[Begin Records shown]

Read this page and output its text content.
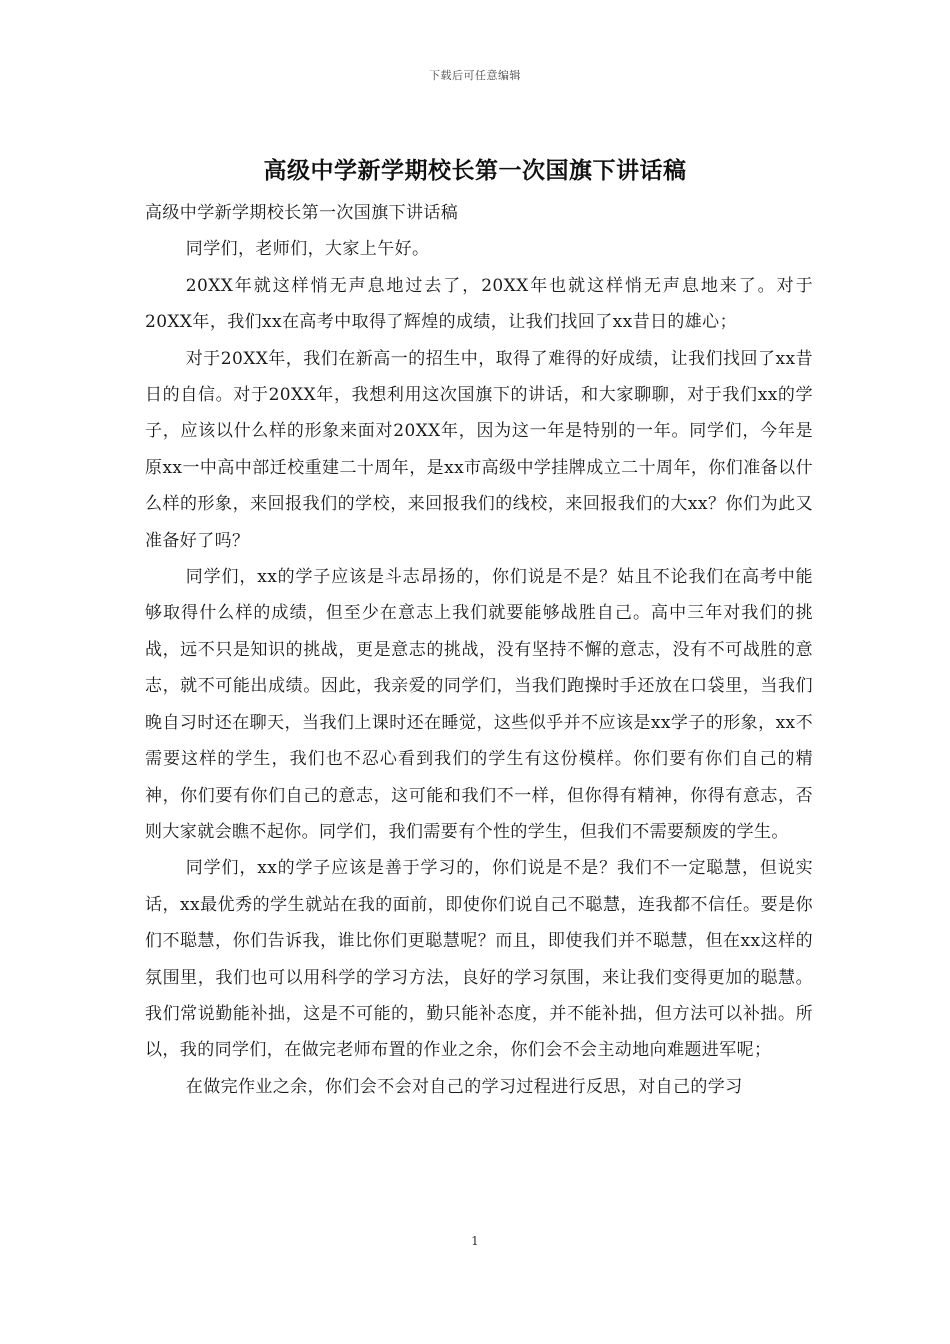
下载后可任意编辑
高级中学新学期校长第一次国旗下讲话稿

高级中学新学期校长第一次国旗下讲话稿

同学们，老师们，大家上午好。

20XX年就这样悄无声息地过去了，20XX年也就这样悄无声息地来了。对于20XX年，我们xx在高考中取得了辉煌的成绩，让我们找回了xx昔日的雄心；

对于20XX年，我们在新高一的招生中，取得了难得的好成绩，让我们找回了xx昔日的自信。对于20XX年，我想利用这次国旗下的讲话，和大家聊聊，对于我们xx的学子，应该以什么样的形象来面对20XX年，因为这一年是特别的一年。同学们，今年是原xx一中高中部迁校重建二十周年，是xx市高级中学挂牌成立二十周年，你们准备以什么样的形象，来回报我们的学校，来回报我们的线校，来回报我们的大xx？你们为此又准备好了吗？

同学们，xx的学子应该是斗志昂扬的，你们说是不是？姑且不论我们在高考中能够取得什么样的成绩，但至少在意志上我们就要能够战胜自己。高中三年对我们的挑战，远不只是知识的挑战，更是意志的挑战，没有坚持不懈的意志，没有不可战胜的意志，就不可能出成绩。因此，我亲爱的同学们，当我们跑操时手还放在口袋里，当我们晚自习时还在聊天，当我们上课时还在睡觉，这些似乎并不应该是xx学子的形象，xx不需要这样的学生，我们也不忍心看到我们的学生有这份模样。你们要有你们自己的精神，你们要有你们自己的意志，这可能和我们不一样，但你得有精神，你得有意志，否则大家就会瞧不起你。同学们，我们需要有个性的学生，但我们不需要颓废的学生。

同学们，xx的学子应该是善于学习的，你们说是不是？我们不一定聪慧，但说实话，xx最优秀的学生就站在我的面前，即使你们说自己不聪慧，连我都不信任。要是你们不聪慧，你们告诉我，谁比你们更聪慧呢？而且，即使我们并不聪慧，但在xx这样的氛围里，我们也可以用科学的学习方法，良好的学习氛围，来让我们变得更加的聪慧。我们常说勤能补拙，这是不可能的，勤只能补态度，并不能补拙，但方法可以补拙。所以，我的同学们，在做完老师布置的作业之余，你们会不会主动地向难题进军呢；

在做完作业之余，你们会不会对自己的学习过程进行反思，对自己的学习

1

[End Records shown]

Set task: Write out the entries again, exactly as given, skipping any images.

Response:
Read this page and output its text content.
下载后可任意编辑
高级中学新学期校长第一次国旗下讲话稿

高级中学新学期校长第一次国旗下讲话稿

同学们，老师们，大家上午好。

20XX年就这样悄无声息地过去了，20XX年也就这样悄无声息地来了。对于20XX年，我们xx在高考中取得了辉煌的成绩，让我们找回了xx昔日的雄心；

对于20XX年，我们在新高一的招生中，取得了难得的好成绩，让我们找回了xx昔日的自信。对于20XX年，我想利用这次国旗下的讲话，和大家聊聊，对于我们xx的学子，应该以什么样的形象来面对20XX年，因为这一年是特别的一年。同学们，今年是原xx一中高中部迁校重建二十周年，是xx市高级中学挂牌成立二十周年，你们准备以什么样的形象，来回报我们的学校，来回报我们的线校，来回报我们的大xx？你们为此又准备好了吗？

同学们，xx的学子应该是斗志昂扬的，你们说是不是？姑且不论我们在高考中能够取得什么样的成绩，但至少在意志上我们就要能够战胜自己。高中三年对我们的挑战，远不只是知识的挑战，更是意志的挑战，没有坚持不懈的意志，没有不可战胜的意志，就不可能出成绩。因此，我亲爱的同学们，当我们跑操时手还放在口袋里，当我们晚自习时还在聊天，当我们上课时还在睡觉，这些似乎并不应该是xx学子的形象，xx不需要这样的学生，我们也不忍心看到我们的学生有这份模样。你们要有你们自己的精神，你们要有你们自己的意志，这可能和我们不一样，但你得有精神，你得有意志，否则大家就会瞧不起你。同学们，我们需要有个性的学生，但我们不需要颓废的学生。

同学们，xx的学子应该是善于学习的，你们说是不是？我们不一定聪慧，但说实话，xx最优秀的学生就站在我的面前，即使你们说自己不聪慧，连我都不信任。要是你们不聪慧，你们告诉我，谁比你们更聪慧呢？而且，即使我们并不聪慧，但在xx这样的氛围里，我们也可以用科学的学习方法，良好的学习氛围，来让我们变得更加的聪慧。我们常说勤能补拙，这是不可能的，勤只能补态度，并不能补拙，但方法可以补拙。所以，我的同学们，在做完老师布置的作业之余，你们会不会主动地向难题进军呢；

在做完作业之余，你们会不会对自己的学习过程进行反思，对自己的学习

1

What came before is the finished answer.